● **GOAL**
Here are some records; return them all exactly.

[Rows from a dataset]

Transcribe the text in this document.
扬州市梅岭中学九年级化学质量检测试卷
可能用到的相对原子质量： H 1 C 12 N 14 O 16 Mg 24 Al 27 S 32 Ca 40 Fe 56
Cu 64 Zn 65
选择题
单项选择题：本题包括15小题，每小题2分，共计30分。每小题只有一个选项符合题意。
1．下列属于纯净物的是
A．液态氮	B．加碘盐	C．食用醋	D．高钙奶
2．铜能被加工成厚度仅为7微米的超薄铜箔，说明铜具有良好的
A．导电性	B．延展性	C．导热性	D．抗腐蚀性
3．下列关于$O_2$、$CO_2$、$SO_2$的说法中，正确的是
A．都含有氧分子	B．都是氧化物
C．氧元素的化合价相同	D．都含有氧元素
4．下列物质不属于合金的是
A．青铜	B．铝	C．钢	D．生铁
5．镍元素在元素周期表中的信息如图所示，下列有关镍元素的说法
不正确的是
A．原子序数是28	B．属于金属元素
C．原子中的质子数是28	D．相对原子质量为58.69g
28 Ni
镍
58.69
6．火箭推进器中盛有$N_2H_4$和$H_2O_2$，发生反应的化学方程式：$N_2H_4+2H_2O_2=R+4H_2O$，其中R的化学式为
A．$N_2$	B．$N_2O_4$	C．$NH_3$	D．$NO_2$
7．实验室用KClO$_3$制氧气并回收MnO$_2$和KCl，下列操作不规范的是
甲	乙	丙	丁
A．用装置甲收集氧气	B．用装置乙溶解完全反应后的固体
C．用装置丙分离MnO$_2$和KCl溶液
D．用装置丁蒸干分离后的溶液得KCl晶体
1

● **CORRECT RESULT**
Transcribe the text in this document.
扬州市梅岭中学九年级化学质量检测试卷
可能用到的相对原子质量： H 1 C 12 N 14 O 16 Mg 24 Al 27 S 32 Ca 40 Fe 56
Cu 64 Zn 65
选择题
单项选择题：本题包括15小题，每小题2分，共计30分。每小题只有一个选项符合题意。
1．下列属于纯净物的是
A．液态氮	B．加碘盐	C．食用醋	D．高钙奶
2．铜能被加工成厚度仅为7微米的超薄铜箔，说明铜具有良好的
A．导电性	B．延展性	C．导热性	D．抗腐蚀性
3．下列关于$O_2$、$CO_2$、$SO_2$的说法中，正确的是
A．都含有氧分子	B．都是氧化物
C．氧元素的化合价相同	D．都含有氧元素
4．下列物质不属于合金的是
A．青铜	B．铝	C．钢	D．生铁
5．镍元素在元素周期表中的信息如图所示，下列有关镍元素的说法
不正确的是
A．原子序数是28	B．属于金属元素
C．原子中的质子数是28	D．相对原子质量为58.69g
28 Ni
镍
58.69
6．火箭推进器中盛有$N_2H_4$和$H_2O_2$，发生反应的化学方程式：$N_2H_4+2H_2O_2=R+4H_2O$，其中R的化学式为
A．$N_2$	B．$N_2O_4$	C．$NH_3$	D．$NO_2$
7．实验室用KClO$_3$制氧气并回收MnO$_2$和KCl，下列操作不规范的是
甲	乙	丙	丁
A．用装置甲收集氧气	B．用装置乙溶解完全反应后的固体
C．用装置丙分离MnO$_2$和KCl溶液
D．用装置丁蒸干分离后的溶液得KCl晶体
1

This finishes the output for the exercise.